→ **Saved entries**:
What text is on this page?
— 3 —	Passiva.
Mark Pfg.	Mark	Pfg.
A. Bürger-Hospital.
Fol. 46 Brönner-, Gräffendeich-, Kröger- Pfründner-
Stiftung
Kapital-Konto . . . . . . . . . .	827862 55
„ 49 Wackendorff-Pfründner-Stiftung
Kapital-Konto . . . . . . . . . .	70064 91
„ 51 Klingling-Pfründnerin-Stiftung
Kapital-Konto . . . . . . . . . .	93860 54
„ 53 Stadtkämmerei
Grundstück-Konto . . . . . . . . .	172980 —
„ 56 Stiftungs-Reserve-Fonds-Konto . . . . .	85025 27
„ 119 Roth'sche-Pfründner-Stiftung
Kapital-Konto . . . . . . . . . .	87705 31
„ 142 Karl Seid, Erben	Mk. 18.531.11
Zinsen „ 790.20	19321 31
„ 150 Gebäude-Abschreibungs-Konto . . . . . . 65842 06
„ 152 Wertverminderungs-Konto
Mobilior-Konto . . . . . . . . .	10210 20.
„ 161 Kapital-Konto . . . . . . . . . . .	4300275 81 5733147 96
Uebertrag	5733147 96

→ **Given request**:
Transcribe all of the entries without altering anything.

→ **Answer to this problem**:
What text is on this page?
— 3 —	Passiva.
Mark Pfg.	Mark	Pfg.
A. Bürger-Hospital.
Fol. 46 Brönner-, Gräffendeich-, Kröger- Pfründner-
Stiftung
Kapital-Konto . . . . . . . . . .	827862 55
„ 49 Wackendorff-Pfründner-Stiftung
Kapital-Konto . . . . . . . . . .	70064 91
„ 51 Klingling-Pfründnerin-Stiftung
Kapital-Konto . . . . . . . . . .	93860 54
„ 53 Stadtkämmerei
Grundstück-Konto . . . . . . . . .	172980 —
„ 56 Stiftungs-Reserve-Fonds-Konto . . . . .	85025 27
„ 119 Roth'sche-Pfründner-Stiftung
Kapital-Konto . . . . . . . . . .	87705 31
„ 142 Karl Seid, Erben	Mk. 18.531.11
Zinsen „ 790.20	19321 31
„ 150 Gebäude-Abschreibungs-Konto . . . . . . 65842 06
„ 152 Wertverminderungs-Konto
Mobilior-Konto . . . . . . . . .	10210 20.
„ 161 Kapital-Konto . . . . . . . . . . .	4300275 81 5733147 96
Uebertrag	5733147 96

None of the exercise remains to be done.